Records:
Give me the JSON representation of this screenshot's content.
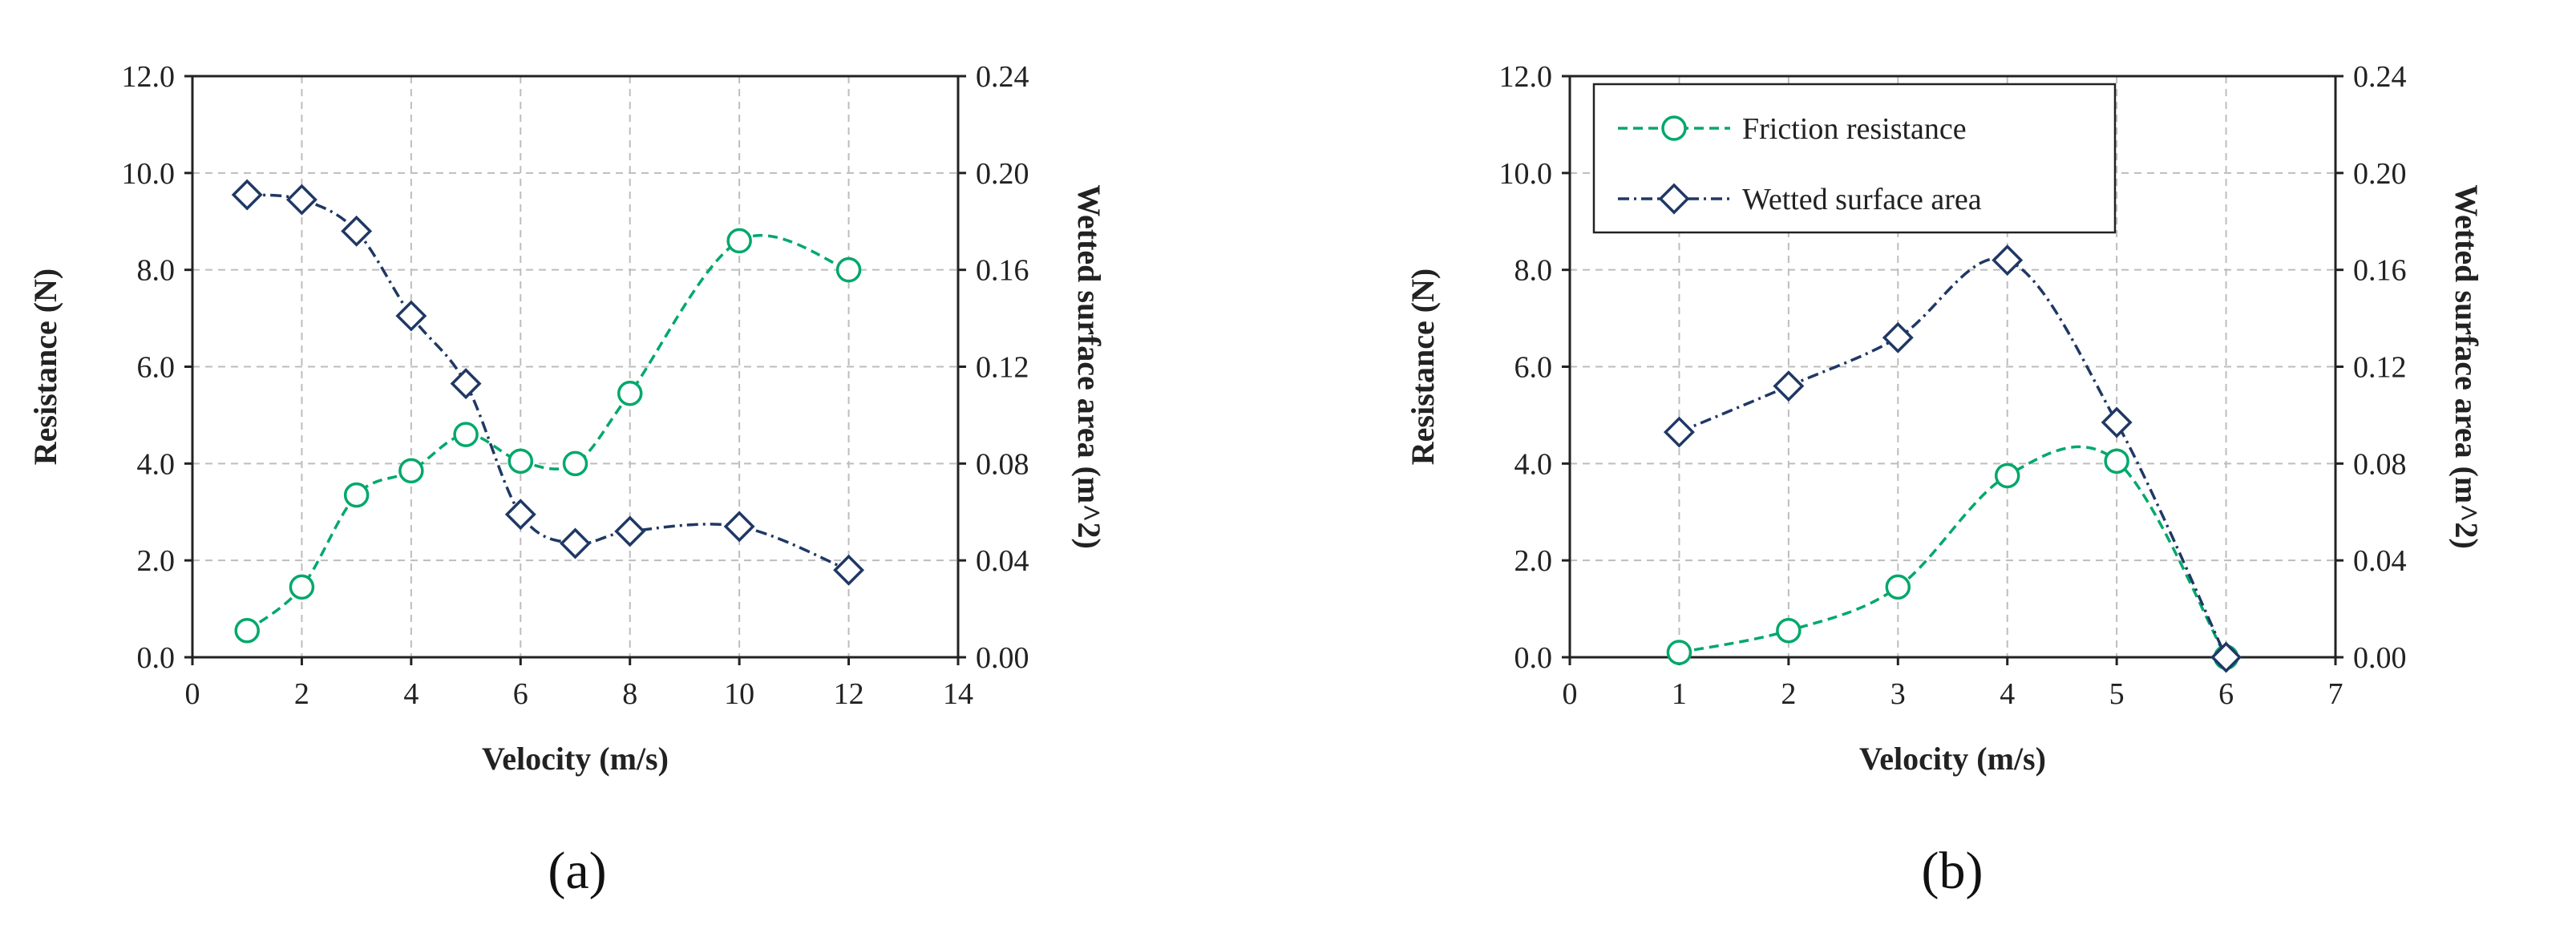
{
  "figure": {
    "colors": {
      "friction": "#00a86b",
      "wetted": "#1f3864"
    }
  },
  "chart_data": [
    {
      "type": "line",
      "panel_label": "(a)",
      "xlabel": "Velocity (m/s)",
      "ylabel": "Resistance (N)",
      "y2label": "Wetted surface area (m^2)",
      "xlim": [
        0,
        14
      ],
      "ylim": [
        0,
        12
      ],
      "y2lim": [
        0,
        0.24
      ],
      "xticks": [
        "0",
        "2",
        "4",
        "6",
        "8",
        "10",
        "12",
        "14"
      ],
      "yticks": [
        "0.0",
        "2.0",
        "4.0",
        "6.0",
        "8.0",
        "10.0",
        "12.0"
      ],
      "y2ticks": [
        "0.00",
        "0.04",
        "0.08",
        "0.12",
        "0.16",
        "0.20",
        "0.24"
      ],
      "legend": null,
      "series": [
        {
          "name": "Friction resistance",
          "axis": "left",
          "marker": "circle",
          "x": [
            1,
            2,
            3,
            4,
            5,
            6,
            7,
            8,
            10,
            12
          ],
          "values": [
            0.55,
            1.45,
            3.35,
            3.85,
            4.6,
            4.05,
            4.0,
            5.45,
            8.6,
            8.0
          ]
        },
        {
          "name": "Wetted surface area",
          "axis": "right",
          "marker": "diamond",
          "x": [
            1,
            2,
            3,
            4,
            5,
            6,
            7,
            8,
            10,
            12
          ],
          "values": [
            0.191,
            0.189,
            0.176,
            0.141,
            0.113,
            0.059,
            0.047,
            0.052,
            0.054,
            0.036
          ]
        }
      ]
    },
    {
      "type": "line",
      "panel_label": "(b)",
      "xlabel": "Velocity (m/s)",
      "ylabel": "Resistance (N)",
      "y2label": "Wetted surface area (m^2)",
      "xlim": [
        0,
        7
      ],
      "ylim": [
        0,
        12
      ],
      "y2lim": [
        0,
        0.24
      ],
      "xticks": [
        "0",
        "1",
        "2",
        "3",
        "4",
        "5",
        "6",
        "7"
      ],
      "yticks": [
        "0.0",
        "2.0",
        "4.0",
        "6.0",
        "8.0",
        "10.0",
        "12.0"
      ],
      "y2ticks": [
        "0.00",
        "0.04",
        "0.08",
        "0.12",
        "0.16",
        "0.20",
        "0.24"
      ],
      "legend": {
        "placement": "top-left",
        "entries": [
          "Friction resistance",
          "Wetted surface area"
        ]
      },
      "series": [
        {
          "name": "Friction resistance",
          "axis": "left",
          "marker": "circle",
          "x": [
            1,
            2,
            3,
            4,
            5,
            6
          ],
          "values": [
            0.1,
            0.55,
            1.45,
            3.75,
            4.05,
            0.0
          ]
        },
        {
          "name": "Wetted surface area",
          "axis": "right",
          "marker": "diamond",
          "x": [
            1,
            2,
            3,
            4,
            5,
            6
          ],
          "values": [
            0.093,
            0.112,
            0.132,
            0.164,
            0.097,
            0.0
          ]
        }
      ]
    }
  ]
}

**REQUIRED WORK:** Print the records word for word and exclude any picture they hold.

**RESULT OF THE TASK:**
Give me the JSON representation of this screenshot's content.
{
  "figure": {
    "colors": {
      "friction": "#00a86b",
      "wetted": "#1f3864"
    }
  },
  "chart_data": [
    {
      "type": "line",
      "panel_label": "(a)",
      "xlabel": "Velocity (m/s)",
      "ylabel": "Resistance (N)",
      "y2label": "Wetted surface area (m^2)",
      "xlim": [
        0,
        14
      ],
      "ylim": [
        0,
        12
      ],
      "y2lim": [
        0,
        0.24
      ],
      "xticks": [
        "0",
        "2",
        "4",
        "6",
        "8",
        "10",
        "12",
        "14"
      ],
      "yticks": [
        "0.0",
        "2.0",
        "4.0",
        "6.0",
        "8.0",
        "10.0",
        "12.0"
      ],
      "y2ticks": [
        "0.00",
        "0.04",
        "0.08",
        "0.12",
        "0.16",
        "0.20",
        "0.24"
      ],
      "legend": null,
      "series": [
        {
          "name": "Friction resistance",
          "axis": "left",
          "marker": "circle",
          "x": [
            1,
            2,
            3,
            4,
            5,
            6,
            7,
            8,
            10,
            12
          ],
          "values": [
            0.55,
            1.45,
            3.35,
            3.85,
            4.6,
            4.05,
            4.0,
            5.45,
            8.6,
            8.0
          ]
        },
        {
          "name": "Wetted surface area",
          "axis": "right",
          "marker": "diamond",
          "x": [
            1,
            2,
            3,
            4,
            5,
            6,
            7,
            8,
            10,
            12
          ],
          "values": [
            0.191,
            0.189,
            0.176,
            0.141,
            0.113,
            0.059,
            0.047,
            0.052,
            0.054,
            0.036
          ]
        }
      ]
    },
    {
      "type": "line",
      "panel_label": "(b)",
      "xlabel": "Velocity (m/s)",
      "ylabel": "Resistance (N)",
      "y2label": "Wetted surface area (m^2)",
      "xlim": [
        0,
        7
      ],
      "ylim": [
        0,
        12
      ],
      "y2lim": [
        0,
        0.24
      ],
      "xticks": [
        "0",
        "1",
        "2",
        "3",
        "4",
        "5",
        "6",
        "7"
      ],
      "yticks": [
        "0.0",
        "2.0",
        "4.0",
        "6.0",
        "8.0",
        "10.0",
        "12.0"
      ],
      "y2ticks": [
        "0.00",
        "0.04",
        "0.08",
        "0.12",
        "0.16",
        "0.20",
        "0.24"
      ],
      "legend": {
        "placement": "top-left",
        "entries": [
          "Friction resistance",
          "Wetted surface area"
        ]
      },
      "series": [
        {
          "name": "Friction resistance",
          "axis": "left",
          "marker": "circle",
          "x": [
            1,
            2,
            3,
            4,
            5,
            6
          ],
          "values": [
            0.1,
            0.55,
            1.45,
            3.75,
            4.05,
            0.0
          ]
        },
        {
          "name": "Wetted surface area",
          "axis": "right",
          "marker": "diamond",
          "x": [
            1,
            2,
            3,
            4,
            5,
            6
          ],
          "values": [
            0.093,
            0.112,
            0.132,
            0.164,
            0.097,
            0.0
          ]
        }
      ]
    }
  ]
}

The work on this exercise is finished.